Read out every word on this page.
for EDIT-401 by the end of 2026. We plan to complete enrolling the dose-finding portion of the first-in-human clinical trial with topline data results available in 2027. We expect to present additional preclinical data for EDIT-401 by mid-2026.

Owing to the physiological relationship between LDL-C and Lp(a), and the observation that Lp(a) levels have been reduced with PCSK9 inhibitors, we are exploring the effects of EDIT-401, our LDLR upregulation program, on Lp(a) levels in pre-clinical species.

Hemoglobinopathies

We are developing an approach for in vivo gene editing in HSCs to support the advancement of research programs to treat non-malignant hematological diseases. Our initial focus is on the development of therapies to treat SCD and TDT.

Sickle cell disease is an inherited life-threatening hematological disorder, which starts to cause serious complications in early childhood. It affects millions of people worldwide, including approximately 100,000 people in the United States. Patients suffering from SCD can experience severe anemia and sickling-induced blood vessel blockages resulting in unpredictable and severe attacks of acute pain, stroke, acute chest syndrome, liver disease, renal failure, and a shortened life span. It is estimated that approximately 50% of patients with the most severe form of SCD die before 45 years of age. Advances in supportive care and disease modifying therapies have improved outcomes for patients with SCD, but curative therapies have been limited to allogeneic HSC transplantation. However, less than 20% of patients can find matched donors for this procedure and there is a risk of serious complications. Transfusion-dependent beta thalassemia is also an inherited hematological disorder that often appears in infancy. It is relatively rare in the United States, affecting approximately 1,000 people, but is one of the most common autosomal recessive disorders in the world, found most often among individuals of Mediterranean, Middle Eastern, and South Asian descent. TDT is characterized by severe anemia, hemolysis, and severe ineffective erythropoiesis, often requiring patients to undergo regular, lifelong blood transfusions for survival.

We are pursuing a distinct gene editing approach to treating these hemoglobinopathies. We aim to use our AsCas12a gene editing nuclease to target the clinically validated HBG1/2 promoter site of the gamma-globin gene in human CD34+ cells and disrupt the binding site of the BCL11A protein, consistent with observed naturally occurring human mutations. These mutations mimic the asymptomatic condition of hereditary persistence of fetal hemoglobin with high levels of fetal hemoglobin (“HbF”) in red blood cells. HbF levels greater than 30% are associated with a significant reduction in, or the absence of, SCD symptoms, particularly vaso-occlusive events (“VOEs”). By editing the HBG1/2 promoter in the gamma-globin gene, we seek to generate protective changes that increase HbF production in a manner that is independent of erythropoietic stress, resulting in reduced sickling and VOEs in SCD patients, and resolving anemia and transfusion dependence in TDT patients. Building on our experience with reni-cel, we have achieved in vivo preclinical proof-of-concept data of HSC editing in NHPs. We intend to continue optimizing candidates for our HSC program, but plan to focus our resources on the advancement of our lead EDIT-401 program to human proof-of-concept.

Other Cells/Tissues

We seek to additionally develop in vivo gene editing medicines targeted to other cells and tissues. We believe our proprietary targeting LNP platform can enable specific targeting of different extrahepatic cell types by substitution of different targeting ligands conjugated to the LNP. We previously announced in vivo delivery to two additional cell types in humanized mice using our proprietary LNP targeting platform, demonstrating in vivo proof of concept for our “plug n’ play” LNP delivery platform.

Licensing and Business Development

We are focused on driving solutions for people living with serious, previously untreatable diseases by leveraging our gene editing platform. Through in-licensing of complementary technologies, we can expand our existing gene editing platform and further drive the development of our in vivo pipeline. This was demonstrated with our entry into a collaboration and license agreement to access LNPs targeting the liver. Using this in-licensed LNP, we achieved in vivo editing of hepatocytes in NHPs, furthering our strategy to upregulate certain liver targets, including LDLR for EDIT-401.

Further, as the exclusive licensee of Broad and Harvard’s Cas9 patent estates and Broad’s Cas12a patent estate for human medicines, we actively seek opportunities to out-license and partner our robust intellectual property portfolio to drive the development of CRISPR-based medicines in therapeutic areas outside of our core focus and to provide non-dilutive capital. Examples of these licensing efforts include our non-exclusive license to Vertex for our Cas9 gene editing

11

_ _ _ _

About this task ▸ Which lines in the records above contain the word "LDLR"? Return each of them.

Response to this exercise ▸
Owing to the physiological relationship between LDL-C and Lp(a), and the observation that Lp(a) levels have been reduced with PCSK9 inhibitors, we are exploring the effects of EDIT-401, our LDLR upregulation program, on Lp(a) levels in pre-clinical species.
We are focused on driving solutions for people living with serious, previously untreatable diseases by leveraging our gene editing platform. Through in-licensing of complementary technologies, we can expand our existing gene editing platform and further drive the development of our in vivo pipeline. This was demonstrated with our entry into a collaboration and license agreement to access LNPs targeting the liver. Using this in-licensed LNP, we achieved in vivo editing of hepatocytes in NHPs, furthering our strategy to upregulate certain liver targets, including LDLR for EDIT-401.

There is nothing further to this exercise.